>> BEGIN Raw records

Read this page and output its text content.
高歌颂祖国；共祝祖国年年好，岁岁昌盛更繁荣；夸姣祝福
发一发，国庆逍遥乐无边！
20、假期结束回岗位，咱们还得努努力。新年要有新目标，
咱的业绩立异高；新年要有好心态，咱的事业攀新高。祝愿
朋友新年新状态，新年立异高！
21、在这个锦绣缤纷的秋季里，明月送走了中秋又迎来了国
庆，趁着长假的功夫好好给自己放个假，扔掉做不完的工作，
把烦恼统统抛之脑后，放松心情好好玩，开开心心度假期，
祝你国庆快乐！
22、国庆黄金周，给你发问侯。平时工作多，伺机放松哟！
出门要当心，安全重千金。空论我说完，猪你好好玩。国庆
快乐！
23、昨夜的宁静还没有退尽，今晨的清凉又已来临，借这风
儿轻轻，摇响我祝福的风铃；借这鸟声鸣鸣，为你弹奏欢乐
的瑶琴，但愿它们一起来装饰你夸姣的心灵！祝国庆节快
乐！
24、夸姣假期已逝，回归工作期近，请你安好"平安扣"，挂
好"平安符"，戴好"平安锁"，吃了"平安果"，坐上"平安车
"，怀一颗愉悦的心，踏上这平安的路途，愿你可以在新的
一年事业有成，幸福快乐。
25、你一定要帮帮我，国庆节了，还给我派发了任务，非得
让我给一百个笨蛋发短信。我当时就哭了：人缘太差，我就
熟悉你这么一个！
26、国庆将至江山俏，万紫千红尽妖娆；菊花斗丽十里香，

>> END Raw records

- **Task instructions**
Write out the whole listing again, exactly as it stands.

- **Full answer**
Read this page and output its text content.
高歌颂祖国；共祝祖国年年好，岁岁昌盛更繁荣；夸姣祝福
发一发，国庆逍遥乐无边！
20、假期结束回岗位，咱们还得努努力。新年要有新目标，
咱的业绩立异高；新年要有好心态，咱的事业攀新高。祝愿
朋友新年新状态，新年立异高！
21、在这个锦绣缤纷的秋季里，明月送走了中秋又迎来了国
庆，趁着长假的功夫好好给自己放个假，扔掉做不完的工作，
把烦恼统统抛之脑后，放松心情好好玩，开开心心度假期，
祝你国庆快乐！
22、国庆黄金周，给你发问侯。平时工作多，伺机放松哟！
出门要当心，安全重千金。空论我说完，猪你好好玩。国庆
快乐！
23、昨夜的宁静还没有退尽，今晨的清凉又已来临，借这风
儿轻轻，摇响我祝福的风铃；借这鸟声鸣鸣，为你弹奏欢乐
的瑶琴，但愿它们一起来装饰你夸姣的心灵！祝国庆节快
乐！
24、夸姣假期已逝，回归工作期近，请你安好"平安扣"，挂
好"平安符"，戴好"平安锁"，吃了"平安果"，坐上"平安车
"，怀一颗愉悦的心，踏上这平安的路途，愿你可以在新的
一年事业有成，幸福快乐。
25、你一定要帮帮我，国庆节了，还给我派发了任务，非得
让我给一百个笨蛋发短信。我当时就哭了：人缘太差，我就
熟悉你这么一个！
26、国庆将至江山俏，万紫千红尽妖娆；菊花斗丽十里香，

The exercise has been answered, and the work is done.